Problems to work on:
- A) In the BumpTop text, what does the writer keep on the desktop besides the icons the OS puts there?
- B) Copy the part of the BumpTop text from "The problem with" to "more desktop centric." without any changes.

Exercise text:

-- Opening Marker --

BumpTop
BumpTop is a nice piece of eye-candy that extends your Windows (and now Mac) desktop into a three dimensional representation of a desktop. Documents on your desktop have ‘physical’ presence. They can be tossed around, stacked into piles, pinned to the walls, resized and previewed, all with a few mouse clicks or multi-touch gestures.
It’s fun to play with BumpTop’s physics engine that makes larger icons heavier than smaller ones (so they knock smaller ones around when tossed into them), fun but ultimately pointless and once the novelty wears off you are left wondering what to do with the desktop. What, ultimately, does all this cleverness actual contribute to your desktop and they way you use your computer?
The problem with BumpTop (for me) is its focus on only the desktop folder. I want all my files to be managed, not just my desktop. I seldom place files on my desktop, I keep it clear of all but a few Automator scripts and Droplets for converting files (other icons on my desktop are drives that the OS puts on the desktop and the Trash icon), consequently I seldom interact with my desktop and BumpTop does not add enough to change they way I work to be more desktop centric.
Extending the desktop model into three dimensions may, one day, be the norm but today it is more an experiment. A curiosity that may eventually bear fruit and produce a more productive work environment.

-- Closing Marker --

Record extracts:

-- Opening Marker --

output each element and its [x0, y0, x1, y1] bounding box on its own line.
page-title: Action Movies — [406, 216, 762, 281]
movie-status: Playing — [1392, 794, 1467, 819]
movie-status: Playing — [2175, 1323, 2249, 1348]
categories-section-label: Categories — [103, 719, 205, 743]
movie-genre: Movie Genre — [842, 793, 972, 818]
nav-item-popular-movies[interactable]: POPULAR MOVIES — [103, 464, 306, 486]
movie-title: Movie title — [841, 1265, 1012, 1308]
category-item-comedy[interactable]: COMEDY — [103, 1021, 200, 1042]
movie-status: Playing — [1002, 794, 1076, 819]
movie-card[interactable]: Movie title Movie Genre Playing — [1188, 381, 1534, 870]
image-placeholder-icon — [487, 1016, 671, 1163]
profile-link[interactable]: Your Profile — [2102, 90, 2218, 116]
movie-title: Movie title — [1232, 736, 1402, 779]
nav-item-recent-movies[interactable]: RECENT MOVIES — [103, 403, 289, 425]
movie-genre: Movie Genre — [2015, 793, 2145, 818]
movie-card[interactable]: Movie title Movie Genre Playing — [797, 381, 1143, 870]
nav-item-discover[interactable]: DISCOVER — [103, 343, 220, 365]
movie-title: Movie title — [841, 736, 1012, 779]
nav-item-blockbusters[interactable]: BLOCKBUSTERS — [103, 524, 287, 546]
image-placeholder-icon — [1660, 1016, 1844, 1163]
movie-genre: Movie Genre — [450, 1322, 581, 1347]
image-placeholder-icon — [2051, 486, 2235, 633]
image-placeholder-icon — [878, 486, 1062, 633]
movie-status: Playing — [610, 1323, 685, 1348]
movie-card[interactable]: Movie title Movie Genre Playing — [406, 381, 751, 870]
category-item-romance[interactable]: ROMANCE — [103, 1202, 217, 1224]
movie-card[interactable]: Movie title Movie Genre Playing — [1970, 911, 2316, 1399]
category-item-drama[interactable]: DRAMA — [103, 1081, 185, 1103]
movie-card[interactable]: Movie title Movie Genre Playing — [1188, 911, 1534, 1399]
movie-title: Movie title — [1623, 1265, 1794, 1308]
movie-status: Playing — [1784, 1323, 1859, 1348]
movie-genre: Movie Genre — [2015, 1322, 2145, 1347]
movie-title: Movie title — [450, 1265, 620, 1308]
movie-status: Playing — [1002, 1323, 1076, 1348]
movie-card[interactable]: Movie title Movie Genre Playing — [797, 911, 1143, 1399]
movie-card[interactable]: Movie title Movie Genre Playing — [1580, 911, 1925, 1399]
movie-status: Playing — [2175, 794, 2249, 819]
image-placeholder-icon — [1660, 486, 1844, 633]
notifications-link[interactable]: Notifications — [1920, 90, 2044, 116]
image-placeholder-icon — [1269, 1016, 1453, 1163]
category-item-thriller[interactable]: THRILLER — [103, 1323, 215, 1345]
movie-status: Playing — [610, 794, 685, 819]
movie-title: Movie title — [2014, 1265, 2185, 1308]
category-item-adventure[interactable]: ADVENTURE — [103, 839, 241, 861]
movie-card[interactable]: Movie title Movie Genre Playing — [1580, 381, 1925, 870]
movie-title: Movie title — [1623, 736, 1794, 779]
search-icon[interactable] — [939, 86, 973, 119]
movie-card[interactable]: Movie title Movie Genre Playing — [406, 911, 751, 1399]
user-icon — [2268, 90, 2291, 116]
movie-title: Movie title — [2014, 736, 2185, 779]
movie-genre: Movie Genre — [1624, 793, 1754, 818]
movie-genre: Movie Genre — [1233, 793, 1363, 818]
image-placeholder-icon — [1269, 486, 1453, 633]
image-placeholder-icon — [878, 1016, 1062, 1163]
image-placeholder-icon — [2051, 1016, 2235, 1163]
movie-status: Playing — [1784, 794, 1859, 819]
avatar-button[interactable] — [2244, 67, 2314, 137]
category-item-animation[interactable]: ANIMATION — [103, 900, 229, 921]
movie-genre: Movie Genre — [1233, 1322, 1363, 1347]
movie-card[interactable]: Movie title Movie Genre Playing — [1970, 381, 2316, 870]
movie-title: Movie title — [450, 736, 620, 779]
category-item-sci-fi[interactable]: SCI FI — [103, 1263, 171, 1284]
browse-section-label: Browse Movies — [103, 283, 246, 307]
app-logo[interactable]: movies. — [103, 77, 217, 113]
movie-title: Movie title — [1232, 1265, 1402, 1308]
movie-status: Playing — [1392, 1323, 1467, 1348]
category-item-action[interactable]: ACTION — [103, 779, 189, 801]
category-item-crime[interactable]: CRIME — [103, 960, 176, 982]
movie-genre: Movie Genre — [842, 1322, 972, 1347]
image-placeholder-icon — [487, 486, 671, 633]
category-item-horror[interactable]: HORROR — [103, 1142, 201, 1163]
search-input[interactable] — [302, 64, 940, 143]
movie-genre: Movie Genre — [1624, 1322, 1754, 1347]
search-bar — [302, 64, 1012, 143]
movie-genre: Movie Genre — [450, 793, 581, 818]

-- Closing Marker --

Task-by-task solutions:
- A) A few Automator scripts and Droplets for converting files.

- B)
The problem with BumpTop (for me) is its focus on only the desktop folder. I want all my files to be managed, not just my desktop. I seldom place files on my desktop, I keep it clear of all but a few Automator scripts and Droplets for converting files (other icons on my desktop are drives that the OS puts on the desktop and the Trash icon), consequently I seldom interact with my desktop and BumpTop does not add enough to change they way I work to be more desktop centric.